Fast R-CNN Simplified

Fast R-CNN Simplified

So, we assume you have been through our article RCNN and we presume that you know about RCNN, if not you can check on this link first ———————————————

The two major drawbacks of RCNN architecture are seen as follows-

  • For every single region of interest among 2000 ROI from a single input image has to go through CNN layer individually. And this is a computationally expensive thing.
  • It has to train three different models separately –
  • The CNN to generate image features,
  • The classifier that predicts the class
  • The regression model to tighten the bounding boxes.

( This makes the pipeline extremely hard to train.)

In 2015, Ross Girshick, the author of R-CNN, solved both these problems, leading to the second algorithm – Fast R-CNN. Let’s now go over its main insights.

  • The architecture of the model takes the photograph as a set of region proposals as input that are passed through a deep convolutional neural network.
  • A pre-trained CNN, such as a VGG-16 or Alexnet, is used for feature extraction.
  • The end of the deep CNN is a custom layer called a Region of Interest Pooling Layer, or RoI Pooling, that extracts features specific for a given input candidate region.
  • The output of the CNN is then interpreted by a fully connected layer then the model bifurcates into two outputs, one for the class prediction via a softmax layer, and another with a linear output for the bounding box. This process is then repeated multiple times for each region of interest in a given image.
--------------------------------------------------
#### [REQUIRED WORK]
[1] In the Fast R-CNN article:
(a) How many regions of interest from a single input image must each pass through the CNN layer individually in RCNN?
(b) Who solved RCNN's two drawbacks, and in what year?
(c) Which pre-trained CNNs are named as examples for feature extraction?
[2] According to the Fast R-CNN article, why is the RCNN pipeline extremely hard to train?
Base every answer on this text alone.
--------------------------------------------------
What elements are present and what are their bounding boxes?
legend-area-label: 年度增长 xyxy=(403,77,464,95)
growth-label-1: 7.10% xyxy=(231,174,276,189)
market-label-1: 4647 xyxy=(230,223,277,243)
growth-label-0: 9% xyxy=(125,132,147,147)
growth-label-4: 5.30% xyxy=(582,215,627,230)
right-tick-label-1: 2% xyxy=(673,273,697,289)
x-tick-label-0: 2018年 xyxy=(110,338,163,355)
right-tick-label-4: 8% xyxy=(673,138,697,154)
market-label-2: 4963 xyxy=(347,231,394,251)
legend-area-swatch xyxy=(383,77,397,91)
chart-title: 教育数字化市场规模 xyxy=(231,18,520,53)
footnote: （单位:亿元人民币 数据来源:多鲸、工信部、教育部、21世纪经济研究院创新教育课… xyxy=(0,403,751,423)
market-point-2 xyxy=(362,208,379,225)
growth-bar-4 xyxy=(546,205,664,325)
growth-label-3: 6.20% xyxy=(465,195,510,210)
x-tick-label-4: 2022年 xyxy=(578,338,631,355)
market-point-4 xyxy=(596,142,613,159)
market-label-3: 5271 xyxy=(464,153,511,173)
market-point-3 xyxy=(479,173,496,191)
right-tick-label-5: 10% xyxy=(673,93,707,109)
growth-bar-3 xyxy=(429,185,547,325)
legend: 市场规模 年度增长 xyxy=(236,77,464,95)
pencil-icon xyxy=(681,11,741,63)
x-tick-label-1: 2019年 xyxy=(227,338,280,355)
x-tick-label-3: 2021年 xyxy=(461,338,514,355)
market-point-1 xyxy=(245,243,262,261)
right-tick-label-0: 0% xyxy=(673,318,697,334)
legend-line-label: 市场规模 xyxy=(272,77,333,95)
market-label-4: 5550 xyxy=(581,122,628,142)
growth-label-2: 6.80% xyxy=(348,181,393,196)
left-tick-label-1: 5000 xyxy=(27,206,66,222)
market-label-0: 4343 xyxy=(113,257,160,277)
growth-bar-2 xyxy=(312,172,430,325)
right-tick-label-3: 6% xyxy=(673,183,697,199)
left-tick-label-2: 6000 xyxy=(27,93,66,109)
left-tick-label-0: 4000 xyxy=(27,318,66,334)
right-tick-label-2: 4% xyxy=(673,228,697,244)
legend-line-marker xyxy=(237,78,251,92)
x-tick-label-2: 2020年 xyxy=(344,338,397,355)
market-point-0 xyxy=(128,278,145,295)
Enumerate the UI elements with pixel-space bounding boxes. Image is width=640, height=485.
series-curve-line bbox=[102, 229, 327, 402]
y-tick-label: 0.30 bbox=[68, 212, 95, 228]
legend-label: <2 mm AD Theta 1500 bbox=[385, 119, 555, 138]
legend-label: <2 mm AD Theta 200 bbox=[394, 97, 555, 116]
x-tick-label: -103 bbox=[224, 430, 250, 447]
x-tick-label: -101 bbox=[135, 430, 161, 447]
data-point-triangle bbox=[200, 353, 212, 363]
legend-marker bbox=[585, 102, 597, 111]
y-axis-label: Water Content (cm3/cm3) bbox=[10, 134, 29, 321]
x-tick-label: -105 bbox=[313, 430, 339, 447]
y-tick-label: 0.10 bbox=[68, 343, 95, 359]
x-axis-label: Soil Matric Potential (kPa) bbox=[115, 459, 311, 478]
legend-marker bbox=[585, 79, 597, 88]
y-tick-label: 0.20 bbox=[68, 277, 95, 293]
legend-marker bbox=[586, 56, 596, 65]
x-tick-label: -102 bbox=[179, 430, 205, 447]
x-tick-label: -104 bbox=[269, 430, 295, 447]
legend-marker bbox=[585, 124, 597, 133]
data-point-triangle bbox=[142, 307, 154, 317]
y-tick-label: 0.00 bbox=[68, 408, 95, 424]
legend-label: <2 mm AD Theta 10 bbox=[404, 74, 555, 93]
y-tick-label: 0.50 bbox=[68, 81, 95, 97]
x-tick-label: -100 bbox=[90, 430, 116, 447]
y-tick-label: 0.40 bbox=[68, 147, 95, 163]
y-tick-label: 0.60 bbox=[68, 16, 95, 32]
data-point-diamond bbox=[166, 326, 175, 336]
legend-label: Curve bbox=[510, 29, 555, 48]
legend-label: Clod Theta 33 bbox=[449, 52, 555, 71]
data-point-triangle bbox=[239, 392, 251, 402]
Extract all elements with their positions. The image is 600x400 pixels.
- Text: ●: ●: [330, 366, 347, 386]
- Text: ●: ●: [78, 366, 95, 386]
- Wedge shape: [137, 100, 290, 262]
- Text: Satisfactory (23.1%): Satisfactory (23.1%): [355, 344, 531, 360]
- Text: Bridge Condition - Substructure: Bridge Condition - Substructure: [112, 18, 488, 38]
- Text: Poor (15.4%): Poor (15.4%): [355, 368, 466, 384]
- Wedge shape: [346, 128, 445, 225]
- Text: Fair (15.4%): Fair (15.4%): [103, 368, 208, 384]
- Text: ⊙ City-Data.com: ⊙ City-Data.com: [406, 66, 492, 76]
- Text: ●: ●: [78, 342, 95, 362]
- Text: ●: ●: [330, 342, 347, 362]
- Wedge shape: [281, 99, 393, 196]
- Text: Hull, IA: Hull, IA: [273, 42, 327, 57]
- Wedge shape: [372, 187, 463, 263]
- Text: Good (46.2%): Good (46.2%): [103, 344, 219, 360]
--------------------------------------------------
#### [ANSWERS PROVIDED]
[1]
(a) 2000
(b) Ross Girshick, in 2015
(c) VGG-16 or Alexnet

[2] RCNN has to train three different models separately: the CNN that generates image features, the classifier that predicts the class, and the regression model that tightens the bounding boxes.